## SELECTED EXTRACT
·····

Worried about the size and strength of the Czechs, the Japanese have been working hard at set pieces. Once again central defender and captain Yohei Fukumoto will be called upon to deal with the power players in the box. The question for the Europeans is which side will emerge, the conservative or the attack-minded one. Either way, Martin Fenin is the key man up front for the Europeans while most of the creative duties and dangerous free kick opportunities will fall to Marek Stresik. Neither team is dealing with any suspensions or injuries and any first round cautions have been cleansed from the record of the players.
The U-20 teams from Japan and the Czech Republic played in a final group match at Argentina 2001. And though the Japanese won 3-0 against a weakened Czech side, they were eliminated and the Europeans went through to the next round. That was their only loss to an Asian team at a FIFA U-20 World Cup, where they have accumulated two wins and a draw (Korea DPR in Group E of this tournament) against other Asian sides.
"Their defence is obviously very strong. Their performance against Argentina was impressive. They didn't allow many chances, and they filled holes in their own half quickly. It will be a challenge for us to break them down, and each chance and definitely each goal will be very important. We are training normally, though focusing on set plays because of their bigger players. I think the mental part of the match, who wants to win the most, will be the most important factor." Yasushi Yoshida, Japan coach.

·····

## RECORDED INFORMATION
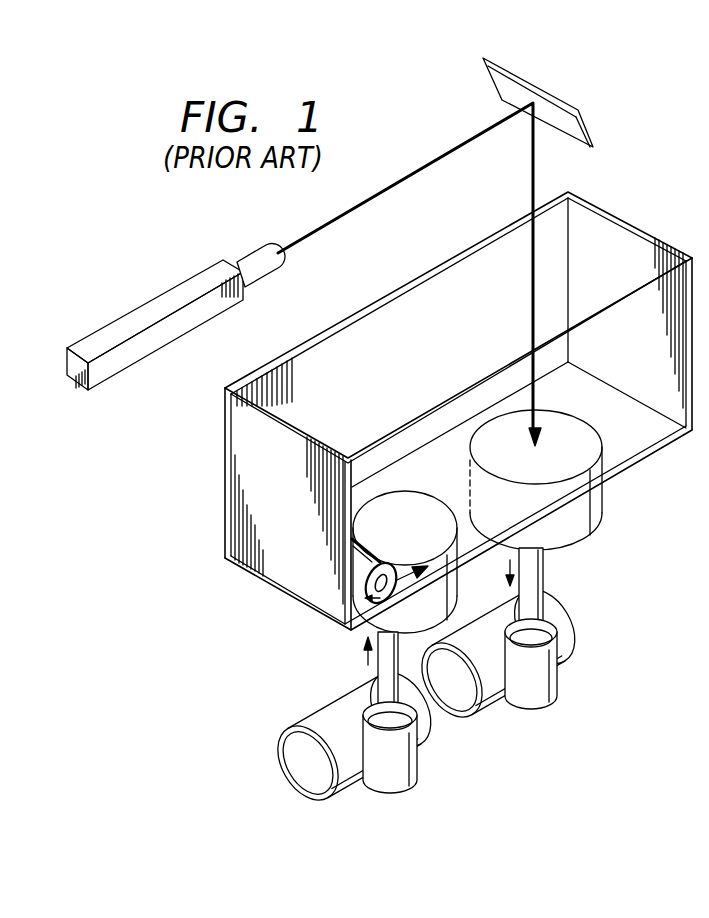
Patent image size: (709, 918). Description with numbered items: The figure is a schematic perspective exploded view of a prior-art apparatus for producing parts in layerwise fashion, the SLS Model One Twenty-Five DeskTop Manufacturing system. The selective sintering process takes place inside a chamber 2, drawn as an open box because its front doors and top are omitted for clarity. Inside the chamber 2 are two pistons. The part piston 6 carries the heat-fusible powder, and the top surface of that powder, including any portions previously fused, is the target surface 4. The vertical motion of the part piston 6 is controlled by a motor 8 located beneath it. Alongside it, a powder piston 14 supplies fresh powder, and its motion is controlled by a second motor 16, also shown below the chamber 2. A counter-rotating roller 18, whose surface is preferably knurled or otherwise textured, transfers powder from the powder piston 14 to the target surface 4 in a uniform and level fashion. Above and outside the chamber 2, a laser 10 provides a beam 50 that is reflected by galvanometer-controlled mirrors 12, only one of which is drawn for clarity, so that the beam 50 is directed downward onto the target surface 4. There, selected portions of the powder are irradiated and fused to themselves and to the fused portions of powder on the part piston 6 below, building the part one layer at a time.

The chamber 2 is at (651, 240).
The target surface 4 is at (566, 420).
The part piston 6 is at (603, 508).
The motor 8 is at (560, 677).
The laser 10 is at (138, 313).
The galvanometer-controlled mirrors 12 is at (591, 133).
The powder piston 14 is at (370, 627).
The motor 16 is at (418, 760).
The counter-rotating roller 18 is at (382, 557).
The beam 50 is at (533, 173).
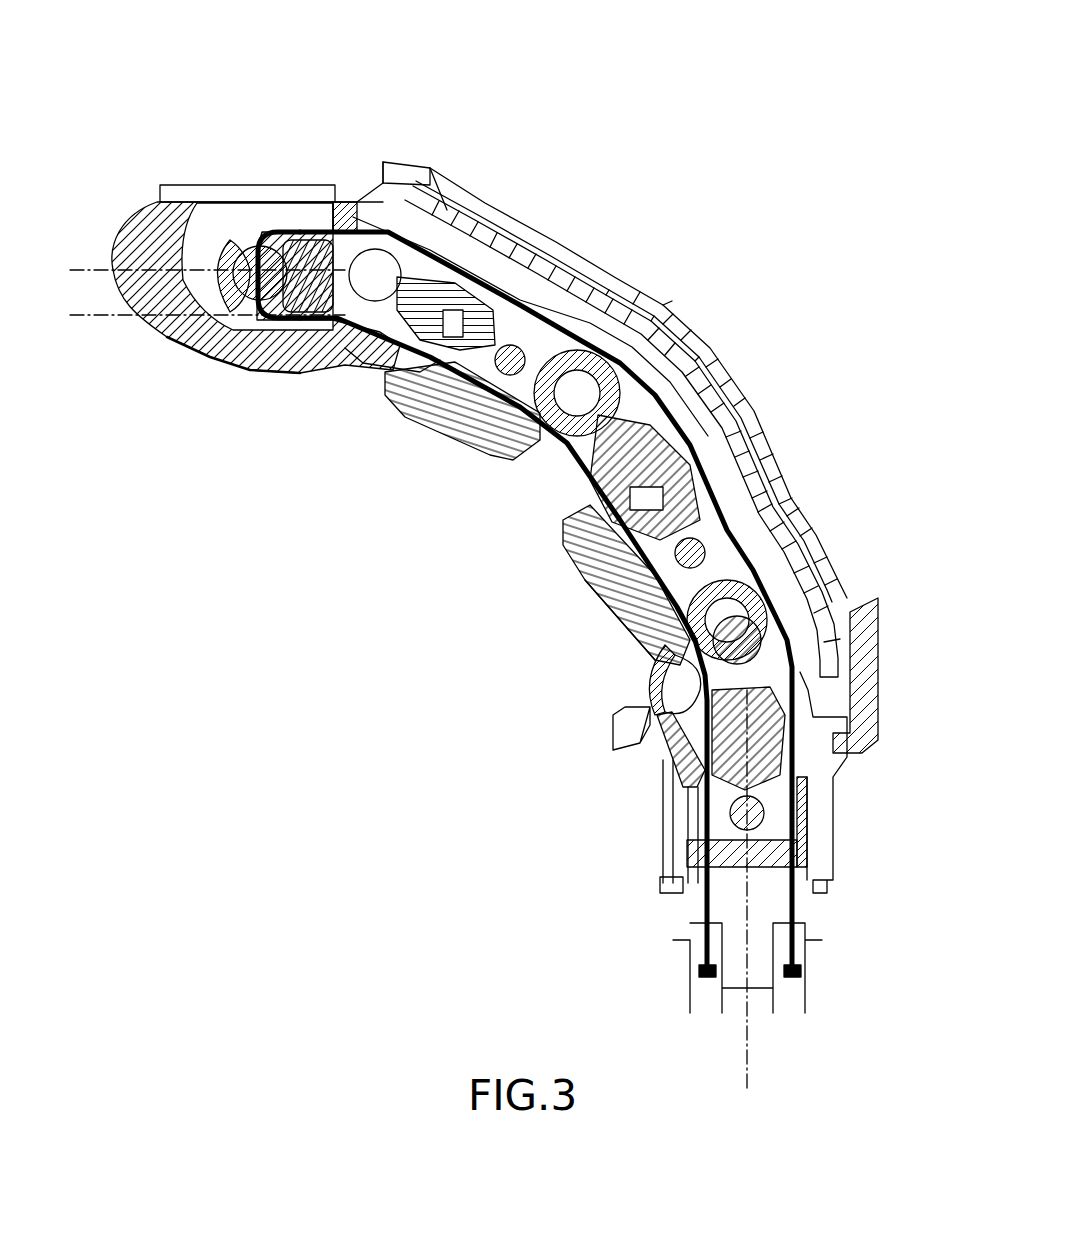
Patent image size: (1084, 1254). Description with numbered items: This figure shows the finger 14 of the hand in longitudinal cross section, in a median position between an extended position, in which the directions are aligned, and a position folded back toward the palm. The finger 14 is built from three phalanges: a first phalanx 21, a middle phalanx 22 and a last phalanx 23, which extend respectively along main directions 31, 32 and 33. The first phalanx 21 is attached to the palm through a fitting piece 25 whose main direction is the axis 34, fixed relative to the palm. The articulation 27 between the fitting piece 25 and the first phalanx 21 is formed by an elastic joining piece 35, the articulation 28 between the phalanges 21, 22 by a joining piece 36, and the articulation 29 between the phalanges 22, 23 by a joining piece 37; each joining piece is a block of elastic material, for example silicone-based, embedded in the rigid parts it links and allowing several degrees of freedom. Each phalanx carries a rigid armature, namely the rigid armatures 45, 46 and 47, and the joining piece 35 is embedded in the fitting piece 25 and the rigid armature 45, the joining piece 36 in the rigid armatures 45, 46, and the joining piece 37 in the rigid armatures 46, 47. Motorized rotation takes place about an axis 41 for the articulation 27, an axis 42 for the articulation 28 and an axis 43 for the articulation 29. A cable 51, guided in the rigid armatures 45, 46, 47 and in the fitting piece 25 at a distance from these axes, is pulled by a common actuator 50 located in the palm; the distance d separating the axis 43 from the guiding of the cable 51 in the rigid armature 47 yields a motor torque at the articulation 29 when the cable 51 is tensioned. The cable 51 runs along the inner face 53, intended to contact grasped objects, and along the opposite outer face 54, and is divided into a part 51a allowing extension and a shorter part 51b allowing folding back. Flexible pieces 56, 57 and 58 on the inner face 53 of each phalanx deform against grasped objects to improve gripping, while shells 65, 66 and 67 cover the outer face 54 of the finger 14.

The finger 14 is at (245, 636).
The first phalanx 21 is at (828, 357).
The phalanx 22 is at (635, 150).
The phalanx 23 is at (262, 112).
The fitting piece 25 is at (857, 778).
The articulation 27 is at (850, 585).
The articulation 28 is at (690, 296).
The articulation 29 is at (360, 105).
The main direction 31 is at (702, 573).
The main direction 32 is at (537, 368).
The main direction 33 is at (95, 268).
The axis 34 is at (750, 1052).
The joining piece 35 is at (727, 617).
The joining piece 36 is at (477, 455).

·····

## YOUR OBJECTIVE
Answer these from the match preview:
(a) Who is Japan's captain?
(b) What was the result when Japan and the Czech Republic met at Argentina 2001?
(c) What does Japan's coach say will be the most important factor?

## CORRECT RESPONSE
(a) Yohei Fukumoto, a central defender.
(b) Japan won 3-0.
(c) The mental part of the match: who wants to win the most.